• WRITTEN REQUEST: Output the data word for word, dropping every image.
Start of GIVEN RECORDS
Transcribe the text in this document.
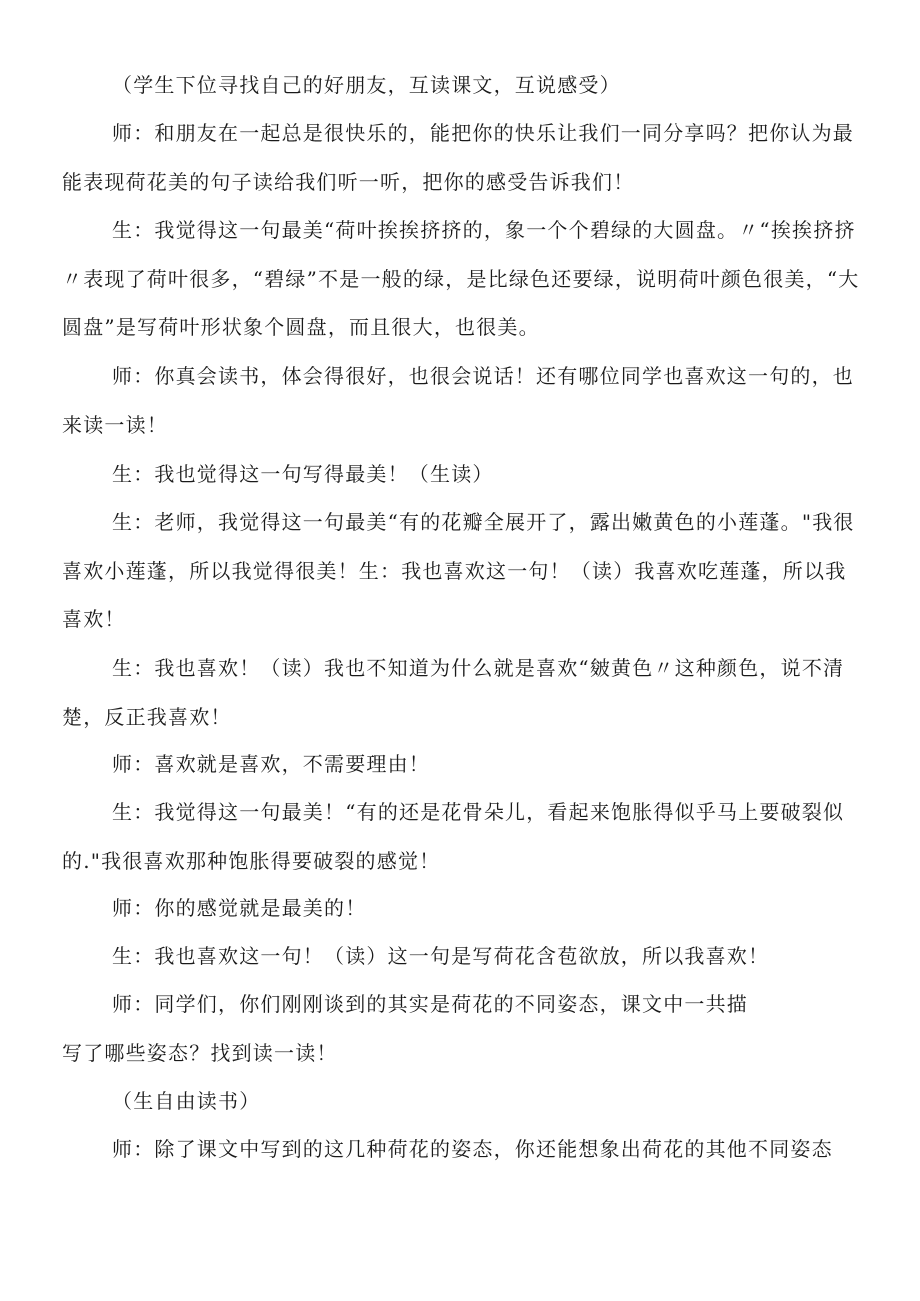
（学生下位寻找自己的好朋友，互读课文，互说感受）

师：和朋友在一起总是很快乐的，能把你的快乐让我们一同分享吗？把你认为最能表现荷花美的句子读给我们听一听，把你的感受告诉我们！

生：我觉得这一句最美“荷叶挨挨挤挤的，象一个个碧绿的大圆盘。〃“挨挨挤挤〃表现了荷叶很多，“碧绿”不是一般的绿，是比绿色还要绿，说明荷叶颜色很美，“大圆盘”是写荷叶形状象个圆盘，而且很大，也很美。

师：你真会读书，体会得很好，也很会说话！还有哪位同学也喜欢这一句的，也来读一读！

生：我也觉得这一句写得最美！（生读）

生：老师，我觉得这一句最美“有的花瓣全展开了，露出嫩黄色的小莲蓬。"我很喜欢小莲蓬，所以我觉得很美！生：我也喜欢这一句！（读）我喜欢吃莲蓬，所以我喜欢！

生：我也喜欢！（读）我也不知道为什么就是喜欢“皴黄色〃这种颜色，说不清楚，反正我喜欢！

师：喜欢就是喜欢，不需要理由！

生：我觉得这一句最美！“有的还是花骨朵儿，看起来饱胀得似乎马上要破裂似的."我很喜欢那种饱胀得要破裂的感觉！

师：你的感觉就是最美的！

生：我也喜欢这一句！（读）这一句是写荷花含苞欲放，所以我喜欢！

师：同学们，你们刚刚谈到的其实是荷花的不同姿态，课文中一共描写了哪些姿态？找到读一读！

（生自由读书）

师：除了课文中写到的这几种荷花的姿态，你还能想象出荷花的其他不同姿态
End of GIVEN RECORDS
• SOLUTION FOR THIS EXERCISE:
Transcribe the text in this document.
（学生下位寻找自己的好朋友，互读课文，互说感受）

师：和朋友在一起总是很快乐的，能把你的快乐让我们一同分享吗？把你认为最能表现荷花美的句子读给我们听一听，把你的感受告诉我们！

生：我觉得这一句最美“荷叶挨挨挤挤的，象一个个碧绿的大圆盘。〃“挨挨挤挤〃表现了荷叶很多，“碧绿”不是一般的绿，是比绿色还要绿，说明荷叶颜色很美，“大圆盘”是写荷叶形状象个圆盘，而且很大，也很美。

师：你真会读书，体会得很好，也很会说话！还有哪位同学也喜欢这一句的，也来读一读！

生：我也觉得这一句写得最美！（生读）

生：老师，我觉得这一句最美“有的花瓣全展开了，露出嫩黄色的小莲蓬。"我很喜欢小莲蓬，所以我觉得很美！生：我也喜欢这一句！（读）我喜欢吃莲蓬，所以我喜欢！

生：我也喜欢！（读）我也不知道为什么就是喜欢“皴黄色〃这种颜色，说不清楚，反正我喜欢！

师：喜欢就是喜欢，不需要理由！

生：我觉得这一句最美！“有的还是花骨朵儿，看起来饱胀得似乎马上要破裂似的."我很喜欢那种饱胀得要破裂的感觉！

师：你的感觉就是最美的！

生：我也喜欢这一句！（读）这一句是写荷花含苞欲放，所以我喜欢！

师：同学们，你们刚刚谈到的其实是荷花的不同姿态，课文中一共描写了哪些姿态？找到读一读！

（生自由读书）

师：除了课文中写到的这几种荷花的姿态，你还能想象出荷花的其他不同姿态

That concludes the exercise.